═══ EXTRACTO PROPORCIONADO ═══

Cada año, en el mes de Octubre, se celebra en Lima, la capital de Perú, la Procesión del Señor
de los Milagros. El culto a la figura del Cristo Crucificado, tiene su origen en los remotos
tiempos de la Colonia. Hacia mediados del siglo XVII, en algunos barrios de la ciudad, existían
cofradías de negros esclavos venidos de África que se reunían luego de la dura jornada de
trabajo para aprender y practicar los preceptos católicos que les impartían los curas y frailes de
las iglesias cercanas.
En uno de los barrios más pobres de Lima, Pachacamilla, llamado así porque entre sus
habitantes había numerosos vecinos llegados de la localidad de Pachacámac, un esclavo
angoleño -cuyo nombre la historia no alcanzó a registrar- perteneciente a la cofradía del barrio,
pintó -hacia el año 1650- en la pared del galpón donde solían reunirse los asociados la imagen
de Jesucristo muerto en la cruz. Esta impresionante figura religiosa, pronto fue causa de
devoción entre los negros lugareños que la adoptaron como el patrono de su cofradía.
Los vecinos, conmovidos por la representación del Hijo de Dios en un sencillo muro de adobes,
se juntaban al pie de la sagrada para dejar flores como ofrenda y rezar unas plegarias. Mas fue
un violento fenómeno natural, el terremoto del año 1655 que sacudió la hoy provincia del Callao
y la mayor parte de Lima, el que contribuyó al crecimiento del culto al Cristo Crucificado.

═══

■ OBJETIVO PLANTEADO A
Transcribe del texto sobre el Señor de los Milagros todo el pasaje que va desde "Los vecinos, conmovidos" hasta "al Cristo Crucificado.".
■ OBJETIVO PLANTEADO B
Traduce al inglés esta oración del texto sobre el Señor de los Milagros: "Esta impresionante figura religiosa, pronto fue causa de devoción entre los negros lugareños que la adoptaron como el patrono de su cofradía."
■ OBJETIVO PLANTEADO C
Según el texto sobre el Señor de los Milagros, ¿qué fenómeno natural contribuyó al crecimiento del culto al Cristo Crucificado?

═══ DATOS PROPORCIONADOS ═══

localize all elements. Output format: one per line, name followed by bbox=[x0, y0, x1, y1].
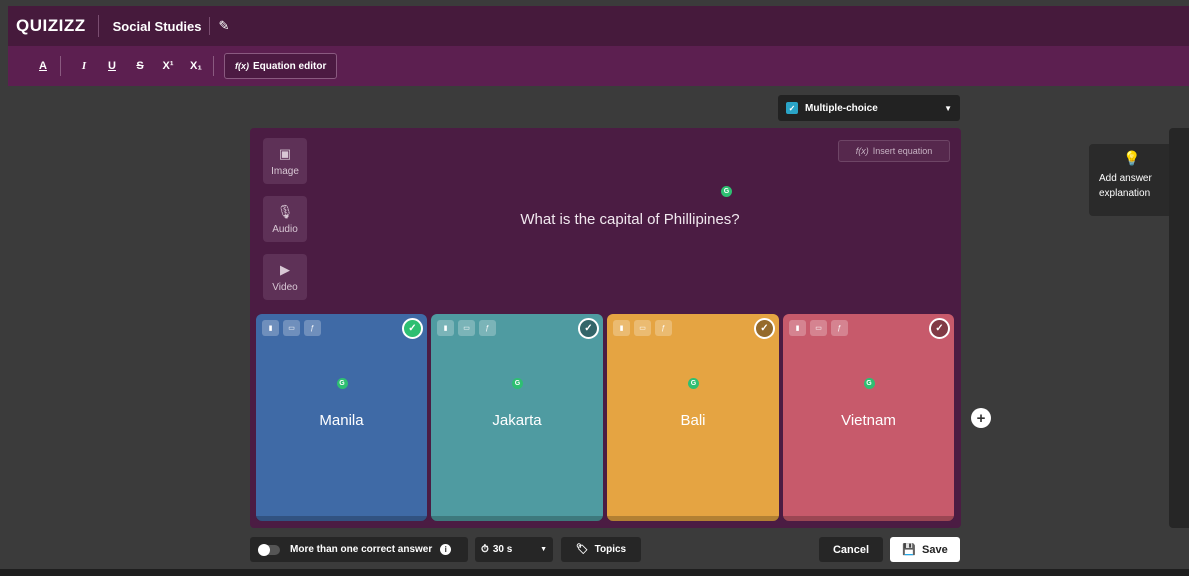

═══

■ SOLUCIÓN A
Los vecinos, conmovidos por la representación del Hijo de Dios en un sencillo muro de adobes,
se juntaban al pie de la sagrada para dejar flores como ofrenda y rezar unas plegarias. Mas fue
un violento fenómeno natural, el terremoto del año 1655 que sacudió la hoy provincia del Callao
y la mayor parte de Lima, el que contribuyó al crecimiento del culto al Cristo Crucificado.

■ SOLUCIÓN B
This striking religious figure soon became an object of devotion among the local Black people, who adopted it as the patron of their confraternity.

■ SOLUCIÓN C
El terremoto del año 1655, que sacudió la hoy provincia del Callao y la mayor parte de Lima.